Count lines holding the word "type". Only the number is wanted.

* START Provided material *

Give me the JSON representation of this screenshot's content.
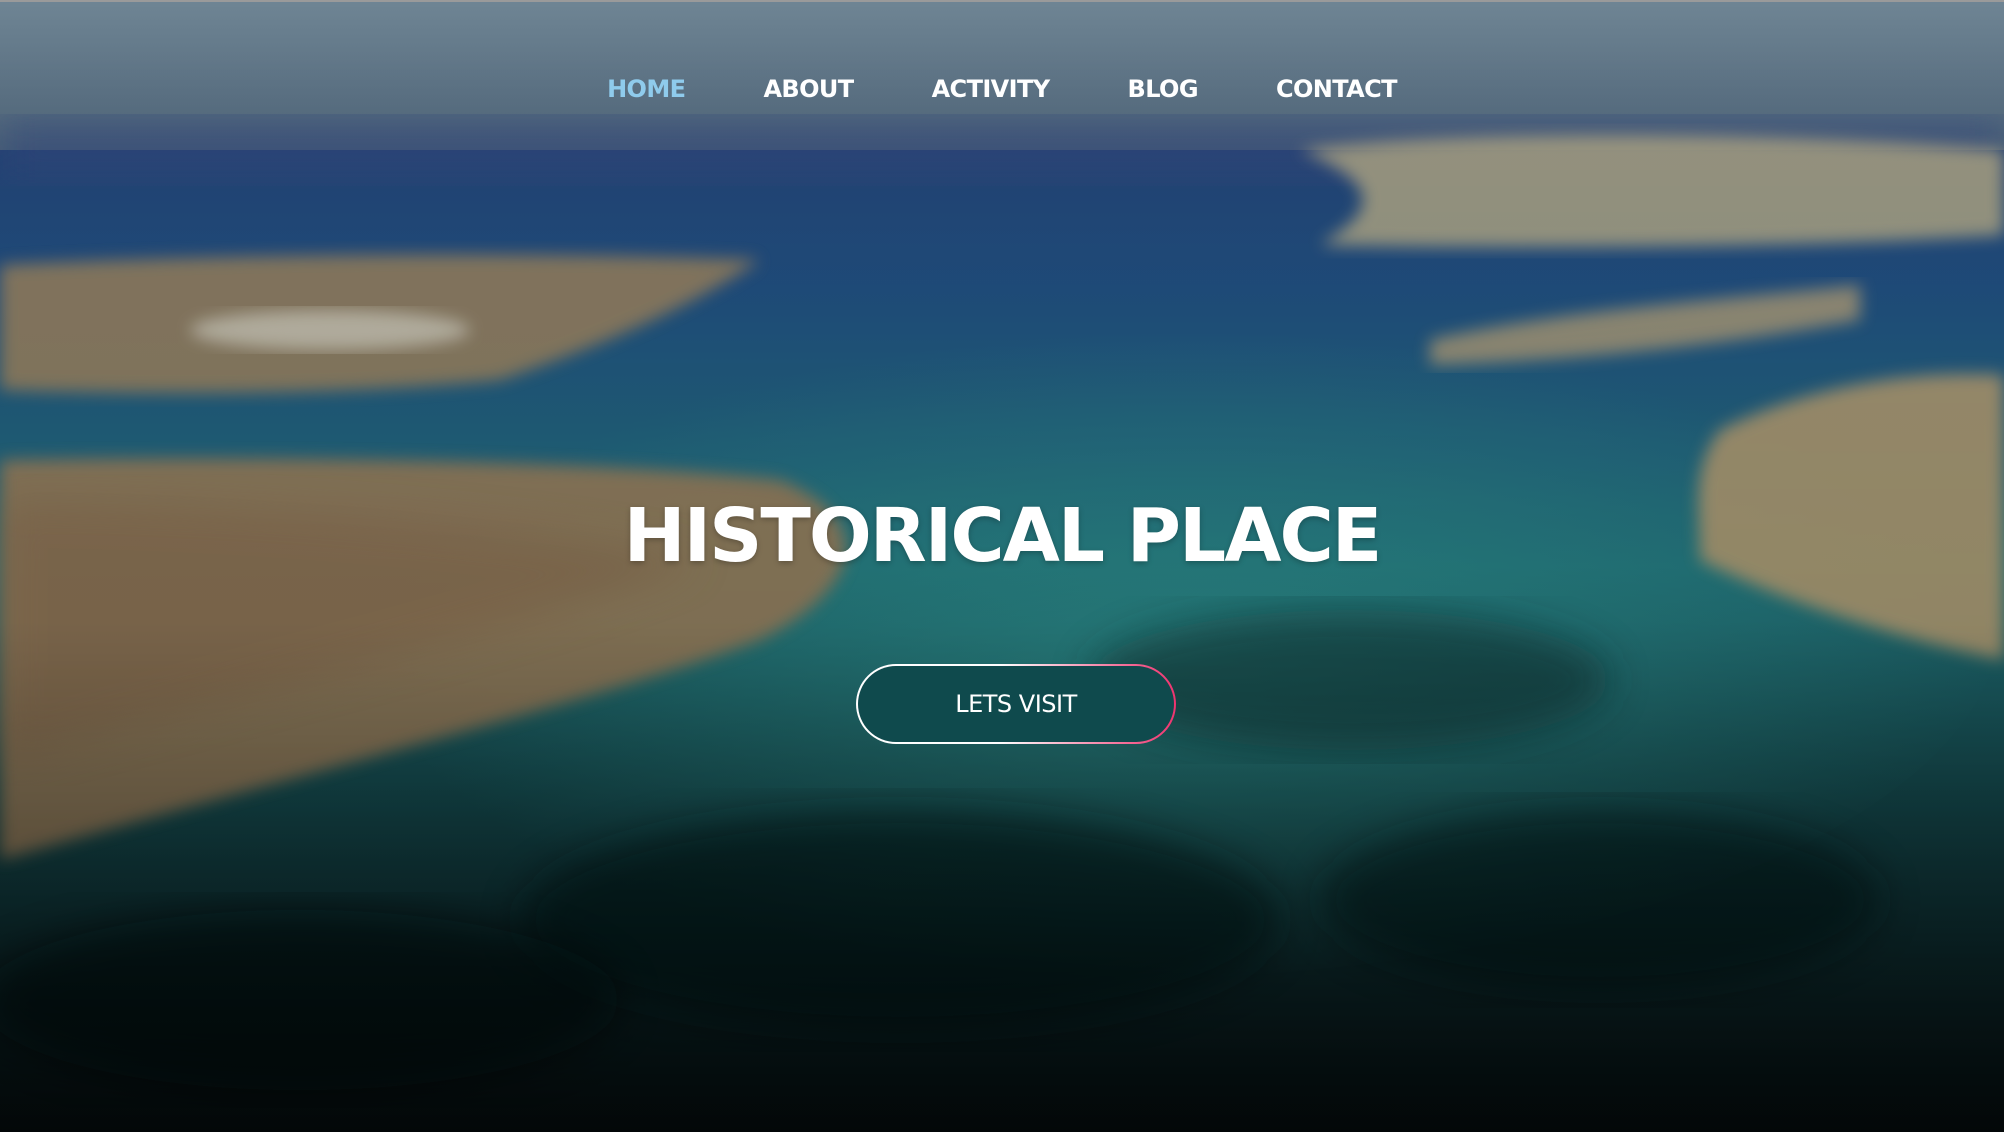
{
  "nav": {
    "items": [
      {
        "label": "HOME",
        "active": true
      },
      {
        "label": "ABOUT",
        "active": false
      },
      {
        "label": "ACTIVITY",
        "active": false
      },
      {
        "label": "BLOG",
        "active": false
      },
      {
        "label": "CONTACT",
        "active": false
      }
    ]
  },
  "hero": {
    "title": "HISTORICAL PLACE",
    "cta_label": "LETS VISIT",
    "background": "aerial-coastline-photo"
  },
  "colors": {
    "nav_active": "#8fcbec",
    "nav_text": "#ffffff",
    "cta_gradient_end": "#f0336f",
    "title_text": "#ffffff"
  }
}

* END Provided material *
* START Provided material *

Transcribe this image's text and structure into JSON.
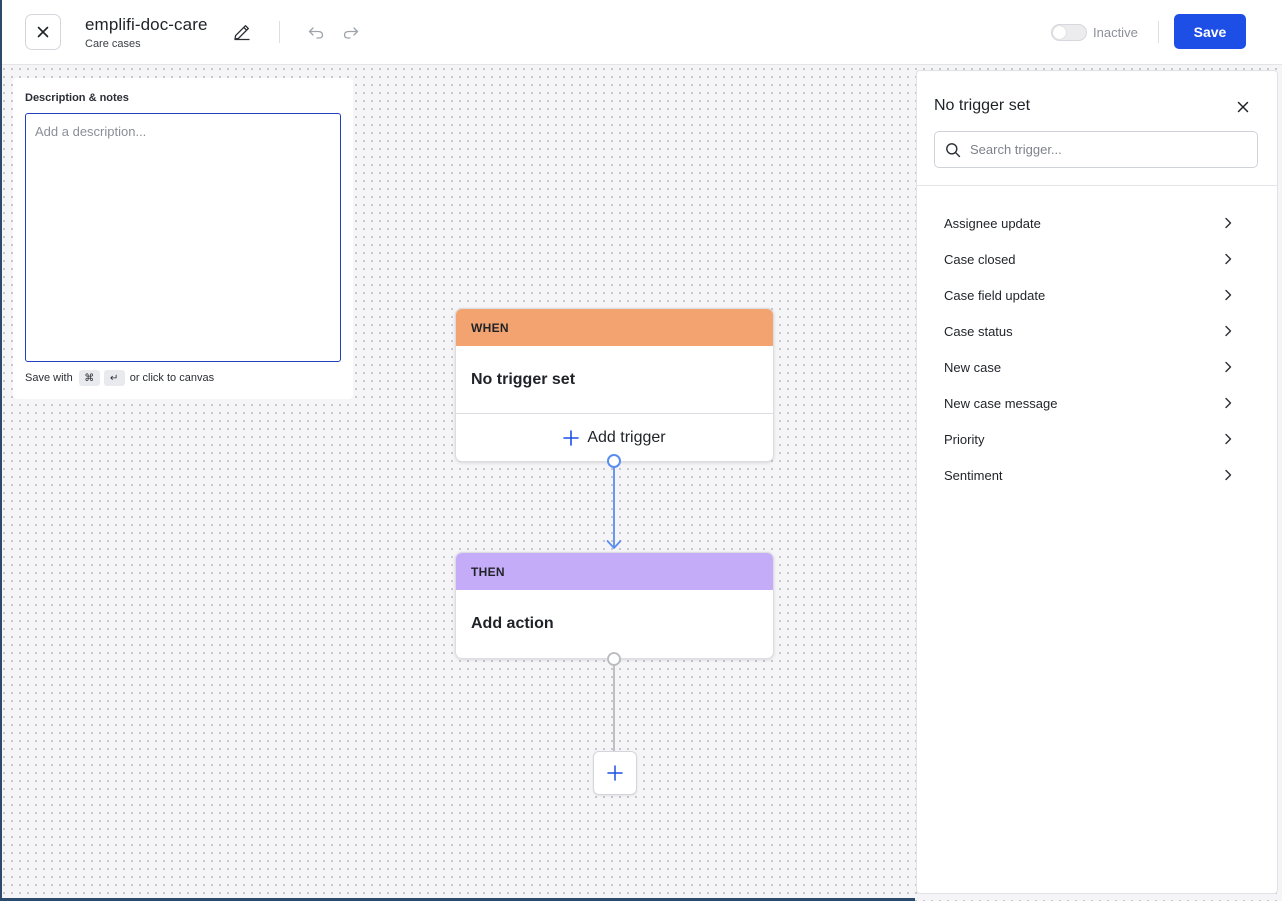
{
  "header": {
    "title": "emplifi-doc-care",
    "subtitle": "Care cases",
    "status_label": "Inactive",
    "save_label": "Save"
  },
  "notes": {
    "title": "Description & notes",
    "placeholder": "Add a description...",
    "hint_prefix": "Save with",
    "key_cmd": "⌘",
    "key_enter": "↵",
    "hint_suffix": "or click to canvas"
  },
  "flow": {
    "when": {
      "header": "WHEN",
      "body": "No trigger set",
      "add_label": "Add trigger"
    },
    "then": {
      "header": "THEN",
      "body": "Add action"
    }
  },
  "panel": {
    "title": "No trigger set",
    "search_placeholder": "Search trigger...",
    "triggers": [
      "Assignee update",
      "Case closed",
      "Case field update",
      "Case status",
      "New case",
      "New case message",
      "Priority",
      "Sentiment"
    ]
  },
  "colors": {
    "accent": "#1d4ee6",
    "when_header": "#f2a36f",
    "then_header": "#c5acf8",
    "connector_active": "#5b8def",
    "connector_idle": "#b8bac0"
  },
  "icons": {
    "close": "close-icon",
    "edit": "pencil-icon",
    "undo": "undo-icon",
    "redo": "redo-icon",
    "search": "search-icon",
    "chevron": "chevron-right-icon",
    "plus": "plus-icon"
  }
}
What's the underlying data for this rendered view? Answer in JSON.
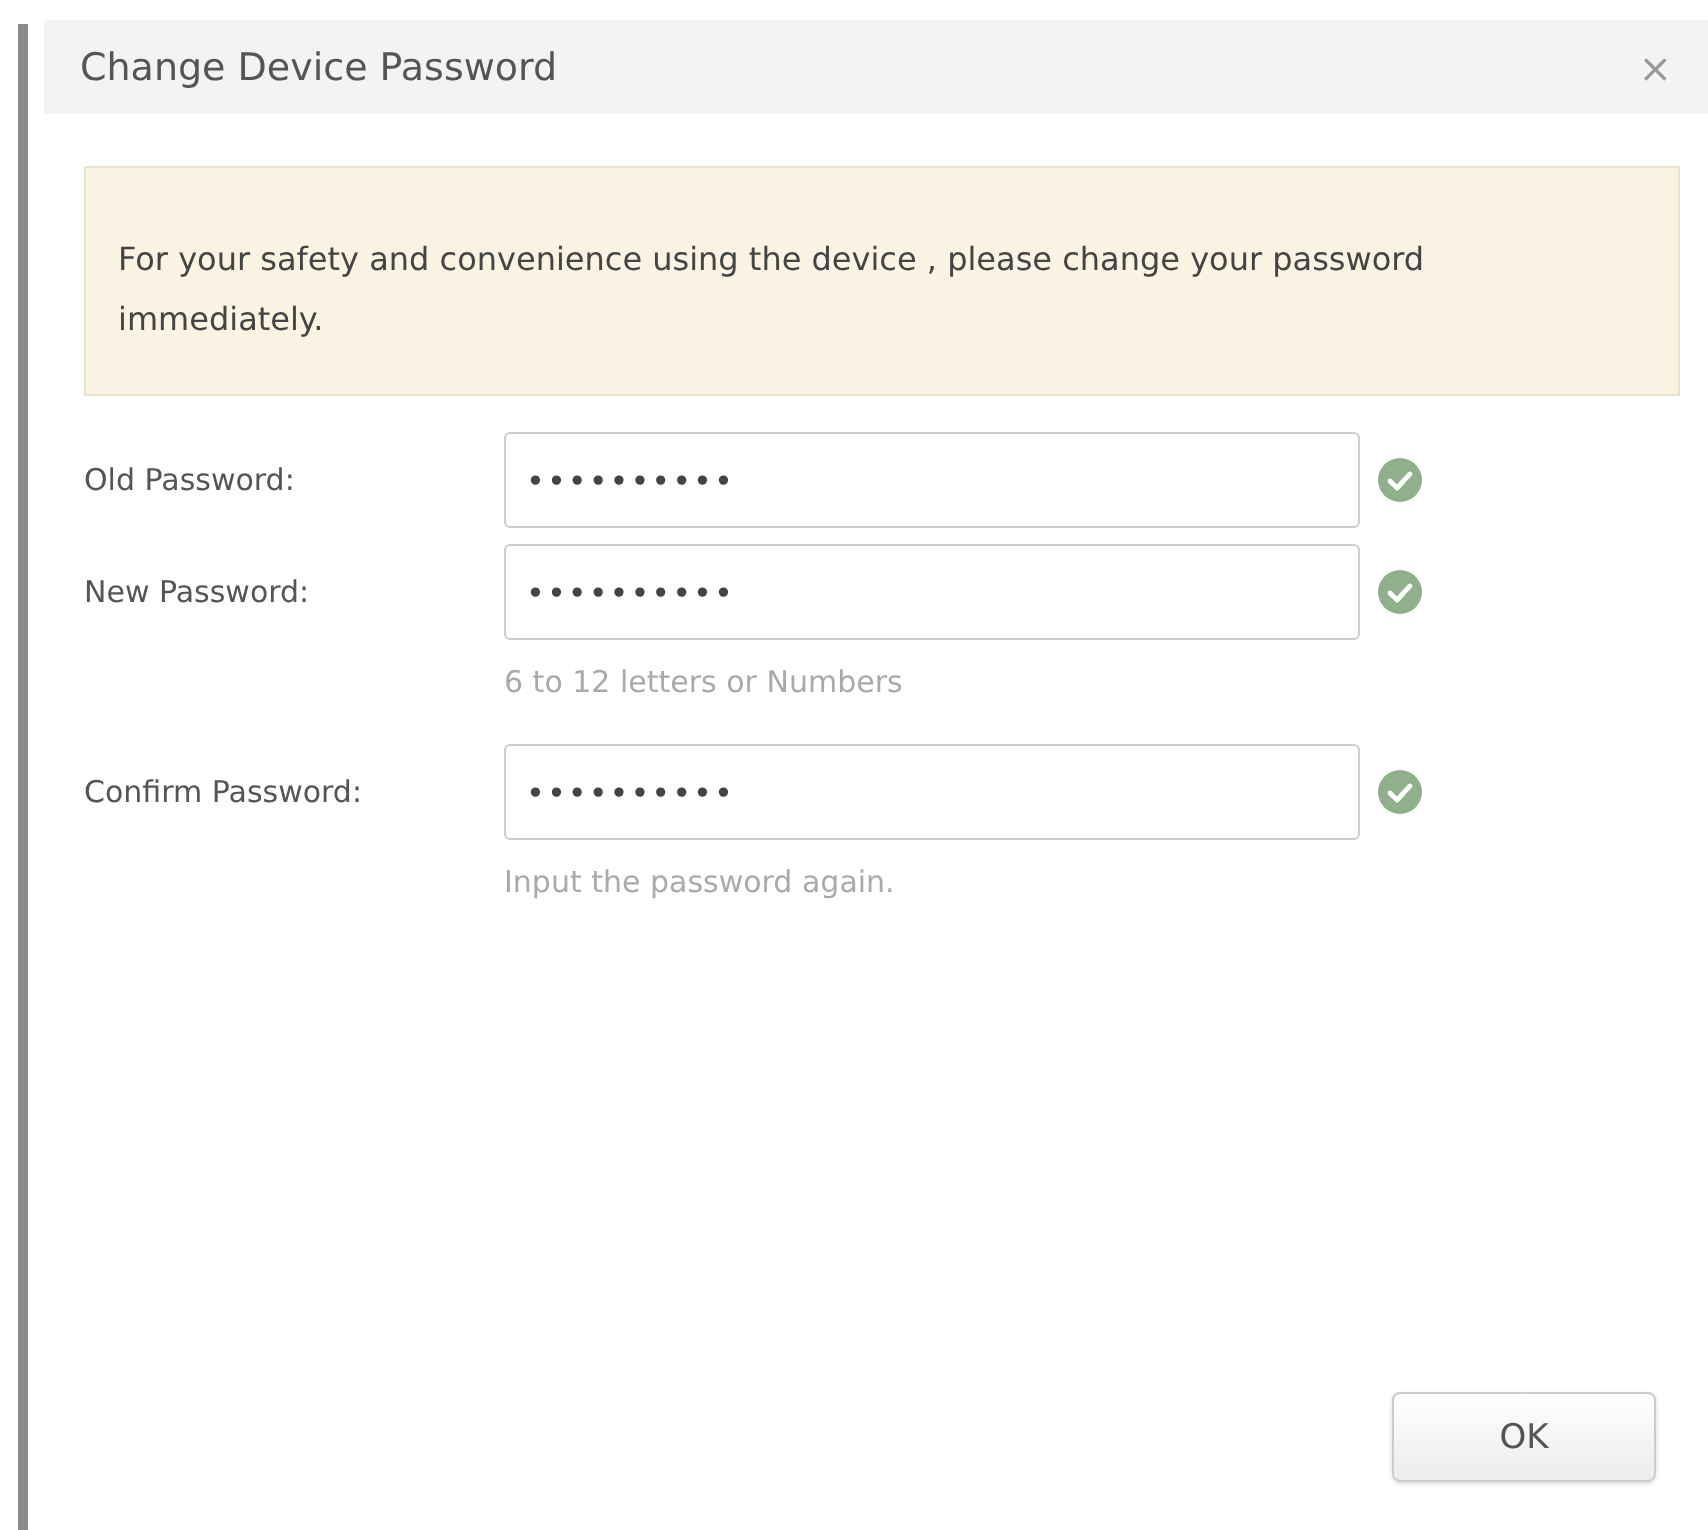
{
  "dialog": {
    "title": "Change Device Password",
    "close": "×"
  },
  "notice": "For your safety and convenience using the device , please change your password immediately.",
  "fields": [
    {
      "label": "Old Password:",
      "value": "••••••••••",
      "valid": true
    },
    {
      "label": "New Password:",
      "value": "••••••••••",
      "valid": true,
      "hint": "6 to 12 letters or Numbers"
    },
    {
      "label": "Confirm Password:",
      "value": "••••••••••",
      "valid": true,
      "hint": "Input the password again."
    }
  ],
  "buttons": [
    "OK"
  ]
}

* END Provided material *
* START Provided material *

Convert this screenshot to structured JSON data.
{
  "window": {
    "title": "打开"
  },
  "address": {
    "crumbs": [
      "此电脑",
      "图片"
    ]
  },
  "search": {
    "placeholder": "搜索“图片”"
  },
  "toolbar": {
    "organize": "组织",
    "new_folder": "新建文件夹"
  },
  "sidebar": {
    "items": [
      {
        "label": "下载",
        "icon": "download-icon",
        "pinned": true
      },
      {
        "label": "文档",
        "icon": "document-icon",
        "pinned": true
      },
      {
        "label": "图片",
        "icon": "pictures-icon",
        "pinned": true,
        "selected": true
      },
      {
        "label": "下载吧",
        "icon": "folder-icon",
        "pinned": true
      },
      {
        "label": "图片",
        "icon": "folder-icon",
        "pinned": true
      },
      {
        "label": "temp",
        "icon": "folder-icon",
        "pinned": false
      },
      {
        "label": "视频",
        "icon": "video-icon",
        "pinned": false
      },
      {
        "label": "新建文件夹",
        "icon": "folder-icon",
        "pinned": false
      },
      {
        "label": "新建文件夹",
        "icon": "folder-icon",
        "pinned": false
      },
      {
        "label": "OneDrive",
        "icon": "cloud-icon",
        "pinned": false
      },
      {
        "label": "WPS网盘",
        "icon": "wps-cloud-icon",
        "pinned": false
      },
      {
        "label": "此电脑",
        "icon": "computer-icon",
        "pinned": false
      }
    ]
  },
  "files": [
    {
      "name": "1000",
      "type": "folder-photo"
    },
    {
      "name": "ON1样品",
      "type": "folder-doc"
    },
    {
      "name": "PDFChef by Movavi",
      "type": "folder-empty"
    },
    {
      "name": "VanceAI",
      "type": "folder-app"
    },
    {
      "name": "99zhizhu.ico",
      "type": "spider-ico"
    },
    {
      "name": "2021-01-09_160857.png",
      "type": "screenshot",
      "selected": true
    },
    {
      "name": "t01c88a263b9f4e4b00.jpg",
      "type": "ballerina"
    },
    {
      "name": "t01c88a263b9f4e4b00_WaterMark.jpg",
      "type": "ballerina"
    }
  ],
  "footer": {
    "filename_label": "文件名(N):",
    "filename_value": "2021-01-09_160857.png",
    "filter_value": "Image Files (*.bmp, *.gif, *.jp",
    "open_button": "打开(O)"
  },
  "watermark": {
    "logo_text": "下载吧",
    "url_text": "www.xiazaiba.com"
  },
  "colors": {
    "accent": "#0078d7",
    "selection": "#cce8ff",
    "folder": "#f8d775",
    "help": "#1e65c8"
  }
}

* END Provided material *

Finished task: 8